TASK INPUT >>
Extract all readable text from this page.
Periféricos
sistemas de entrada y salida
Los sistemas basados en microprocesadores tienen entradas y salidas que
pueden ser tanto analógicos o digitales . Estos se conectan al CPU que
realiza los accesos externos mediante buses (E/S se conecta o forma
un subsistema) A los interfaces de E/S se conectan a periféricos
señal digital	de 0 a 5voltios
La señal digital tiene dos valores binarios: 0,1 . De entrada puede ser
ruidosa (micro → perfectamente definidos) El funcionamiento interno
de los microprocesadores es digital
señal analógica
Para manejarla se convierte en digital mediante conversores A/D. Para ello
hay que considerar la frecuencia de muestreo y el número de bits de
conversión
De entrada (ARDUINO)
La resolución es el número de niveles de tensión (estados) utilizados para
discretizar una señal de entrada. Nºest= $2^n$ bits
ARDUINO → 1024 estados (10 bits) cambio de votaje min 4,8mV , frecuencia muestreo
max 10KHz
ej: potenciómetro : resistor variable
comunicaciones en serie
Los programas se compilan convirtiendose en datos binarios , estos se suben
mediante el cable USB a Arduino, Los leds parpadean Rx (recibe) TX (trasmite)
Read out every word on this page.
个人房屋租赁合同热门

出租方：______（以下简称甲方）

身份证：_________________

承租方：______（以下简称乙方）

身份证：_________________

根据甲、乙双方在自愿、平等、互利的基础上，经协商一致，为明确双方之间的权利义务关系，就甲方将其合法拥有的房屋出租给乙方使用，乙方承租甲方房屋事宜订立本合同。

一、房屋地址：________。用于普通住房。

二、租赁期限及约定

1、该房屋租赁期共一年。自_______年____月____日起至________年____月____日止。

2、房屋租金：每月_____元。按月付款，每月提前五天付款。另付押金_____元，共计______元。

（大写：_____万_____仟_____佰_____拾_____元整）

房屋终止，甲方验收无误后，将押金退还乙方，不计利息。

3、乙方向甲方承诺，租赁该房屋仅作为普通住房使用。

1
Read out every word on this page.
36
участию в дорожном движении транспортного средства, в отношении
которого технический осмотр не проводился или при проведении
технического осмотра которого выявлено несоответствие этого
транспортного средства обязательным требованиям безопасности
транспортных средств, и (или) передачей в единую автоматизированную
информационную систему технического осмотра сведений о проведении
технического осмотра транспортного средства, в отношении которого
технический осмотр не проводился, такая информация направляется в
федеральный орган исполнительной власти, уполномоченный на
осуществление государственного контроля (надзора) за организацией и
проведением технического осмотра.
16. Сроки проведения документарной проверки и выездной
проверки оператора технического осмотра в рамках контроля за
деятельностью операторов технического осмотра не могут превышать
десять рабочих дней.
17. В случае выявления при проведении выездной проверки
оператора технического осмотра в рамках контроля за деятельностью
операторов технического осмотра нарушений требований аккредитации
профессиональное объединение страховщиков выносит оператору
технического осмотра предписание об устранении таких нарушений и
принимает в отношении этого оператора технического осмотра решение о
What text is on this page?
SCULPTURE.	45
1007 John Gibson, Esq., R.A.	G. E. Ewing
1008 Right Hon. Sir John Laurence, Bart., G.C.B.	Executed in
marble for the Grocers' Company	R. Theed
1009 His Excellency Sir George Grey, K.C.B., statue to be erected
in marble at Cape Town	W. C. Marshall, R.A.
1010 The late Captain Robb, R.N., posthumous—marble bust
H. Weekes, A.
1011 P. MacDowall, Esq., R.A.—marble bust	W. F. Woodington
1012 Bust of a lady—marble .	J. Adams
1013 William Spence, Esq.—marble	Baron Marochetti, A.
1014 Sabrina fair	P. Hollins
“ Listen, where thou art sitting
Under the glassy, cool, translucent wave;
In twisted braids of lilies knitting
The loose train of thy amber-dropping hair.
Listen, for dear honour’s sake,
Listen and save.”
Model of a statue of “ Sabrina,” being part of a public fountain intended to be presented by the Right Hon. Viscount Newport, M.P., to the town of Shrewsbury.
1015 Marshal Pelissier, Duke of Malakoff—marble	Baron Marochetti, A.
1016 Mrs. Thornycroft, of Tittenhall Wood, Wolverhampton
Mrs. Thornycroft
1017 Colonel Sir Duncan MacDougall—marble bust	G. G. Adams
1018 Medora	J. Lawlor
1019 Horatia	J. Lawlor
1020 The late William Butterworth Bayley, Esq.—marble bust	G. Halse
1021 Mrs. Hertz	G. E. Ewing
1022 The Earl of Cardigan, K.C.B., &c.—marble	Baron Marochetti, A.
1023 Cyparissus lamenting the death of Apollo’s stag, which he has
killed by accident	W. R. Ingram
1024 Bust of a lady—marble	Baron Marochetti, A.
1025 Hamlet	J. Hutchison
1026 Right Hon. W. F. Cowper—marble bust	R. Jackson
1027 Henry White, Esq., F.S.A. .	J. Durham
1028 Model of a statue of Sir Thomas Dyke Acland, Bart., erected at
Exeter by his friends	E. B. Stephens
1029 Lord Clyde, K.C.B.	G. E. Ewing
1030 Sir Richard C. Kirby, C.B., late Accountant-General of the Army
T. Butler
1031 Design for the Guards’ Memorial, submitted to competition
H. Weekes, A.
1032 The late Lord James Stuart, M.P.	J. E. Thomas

TASK PROMPT >>
Check each line above for the word "отношении" and copy the ones that have it.

RESPONSE FOR THIS EXERCISE >>
участию в дорожном движении транспортного средства, в отношении
технического осмотра транспортного средства, в отношении которого
принимает в отношении этого оператора технического осмотра решение о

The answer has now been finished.